- **GOAL**
All of the records listed below should be retyped exactly.

(Some records)
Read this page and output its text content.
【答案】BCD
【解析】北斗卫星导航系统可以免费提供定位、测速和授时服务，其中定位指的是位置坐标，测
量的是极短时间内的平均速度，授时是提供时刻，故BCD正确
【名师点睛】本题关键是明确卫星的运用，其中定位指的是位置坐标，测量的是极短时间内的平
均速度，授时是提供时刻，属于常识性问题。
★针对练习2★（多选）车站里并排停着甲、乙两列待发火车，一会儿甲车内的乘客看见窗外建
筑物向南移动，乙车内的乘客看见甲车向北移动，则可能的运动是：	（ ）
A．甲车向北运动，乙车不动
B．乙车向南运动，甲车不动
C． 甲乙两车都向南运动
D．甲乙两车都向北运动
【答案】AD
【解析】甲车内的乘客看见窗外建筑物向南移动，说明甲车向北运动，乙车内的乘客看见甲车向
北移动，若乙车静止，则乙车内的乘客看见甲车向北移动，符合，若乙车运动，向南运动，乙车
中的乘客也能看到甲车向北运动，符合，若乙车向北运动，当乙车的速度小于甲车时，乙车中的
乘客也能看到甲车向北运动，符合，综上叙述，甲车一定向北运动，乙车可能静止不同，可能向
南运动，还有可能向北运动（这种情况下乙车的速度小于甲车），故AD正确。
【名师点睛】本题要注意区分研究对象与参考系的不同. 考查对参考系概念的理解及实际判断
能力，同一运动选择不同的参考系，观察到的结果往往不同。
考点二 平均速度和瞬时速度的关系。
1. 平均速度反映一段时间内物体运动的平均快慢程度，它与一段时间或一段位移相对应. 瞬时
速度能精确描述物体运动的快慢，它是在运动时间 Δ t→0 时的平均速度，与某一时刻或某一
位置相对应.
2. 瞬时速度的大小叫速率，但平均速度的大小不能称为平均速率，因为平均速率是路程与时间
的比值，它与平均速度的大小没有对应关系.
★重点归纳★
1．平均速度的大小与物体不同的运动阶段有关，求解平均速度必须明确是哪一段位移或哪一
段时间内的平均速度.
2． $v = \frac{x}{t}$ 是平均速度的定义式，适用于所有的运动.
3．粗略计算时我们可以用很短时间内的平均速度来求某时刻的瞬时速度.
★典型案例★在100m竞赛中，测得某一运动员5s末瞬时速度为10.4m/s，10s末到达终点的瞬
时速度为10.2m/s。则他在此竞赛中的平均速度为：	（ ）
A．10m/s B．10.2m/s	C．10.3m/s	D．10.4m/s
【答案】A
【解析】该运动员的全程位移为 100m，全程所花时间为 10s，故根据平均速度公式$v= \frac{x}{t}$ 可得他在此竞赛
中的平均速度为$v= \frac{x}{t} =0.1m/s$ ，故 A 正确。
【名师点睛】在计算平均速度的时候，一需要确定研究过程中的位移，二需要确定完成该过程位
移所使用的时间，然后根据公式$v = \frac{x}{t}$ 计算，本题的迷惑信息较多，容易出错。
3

- **OUTPUT OF THE TASK**
Read this page and output its text content.
【答案】BCD
【解析】北斗卫星导航系统可以免费提供定位、测速和授时服务，其中定位指的是位置坐标，测
量的是极短时间内的平均速度，授时是提供时刻，故BCD正确
【名师点睛】本题关键是明确卫星的运用，其中定位指的是位置坐标，测量的是极短时间内的平
均速度，授时是提供时刻，属于常识性问题。
★针对练习2★（多选）车站里并排停着甲、乙两列待发火车，一会儿甲车内的乘客看见窗外建
筑物向南移动，乙车内的乘客看见甲车向北移动，则可能的运动是：	（ ）
A．甲车向北运动，乙车不动
B．乙车向南运动，甲车不动
C． 甲乙两车都向南运动
D．甲乙两车都向北运动
【答案】AD
【解析】甲车内的乘客看见窗外建筑物向南移动，说明甲车向北运动，乙车内的乘客看见甲车向
北移动，若乙车静止，则乙车内的乘客看见甲车向北移动，符合，若乙车运动，向南运动，乙车
中的乘客也能看到甲车向北运动，符合，若乙车向北运动，当乙车的速度小于甲车时，乙车中的
乘客也能看到甲车向北运动，符合，综上叙述，甲车一定向北运动，乙车可能静止不同，可能向
南运动，还有可能向北运动（这种情况下乙车的速度小于甲车），故AD正确。
【名师点睛】本题要注意区分研究对象与参考系的不同. 考查对参考系概念的理解及实际判断
能力，同一运动选择不同的参考系，观察到的结果往往不同。
考点二 平均速度和瞬时速度的关系。
1. 平均速度反映一段时间内物体运动的平均快慢程度，它与一段时间或一段位移相对应. 瞬时
速度能精确描述物体运动的快慢，它是在运动时间 Δ t→0 时的平均速度，与某一时刻或某一
位置相对应.
2. 瞬时速度的大小叫速率，但平均速度的大小不能称为平均速率，因为平均速率是路程与时间
的比值，它与平均速度的大小没有对应关系.
★重点归纳★
1．平均速度的大小与物体不同的运动阶段有关，求解平均速度必须明确是哪一段位移或哪一
段时间内的平均速度.
2． $v = \frac{x}{t}$ 是平均速度的定义式，适用于所有的运动.
3．粗略计算时我们可以用很短时间内的平均速度来求某时刻的瞬时速度.
★典型案例★在100m竞赛中，测得某一运动员5s末瞬时速度为10.4m/s，10s末到达终点的瞬
时速度为10.2m/s。则他在此竞赛中的平均速度为：	（ ）
A．10m/s B．10.2m/s	C．10.3m/s	D．10.4m/s
【答案】A
【解析】该运动员的全程位移为 100m，全程所花时间为 10s，故根据平均速度公式$v= \frac{x}{t}$ 可得他在此竞赛
中的平均速度为$v= \frac{x}{t} =0.1m/s$ ，故 A 正确。
【名师点睛】在计算平均速度的时候，一需要确定研究过程中的位移，二需要确定完成该过程位
移所使用的时间，然后根据公式$v = \frac{x}{t}$ 计算，本题的迷惑信息较多，容易出错。
3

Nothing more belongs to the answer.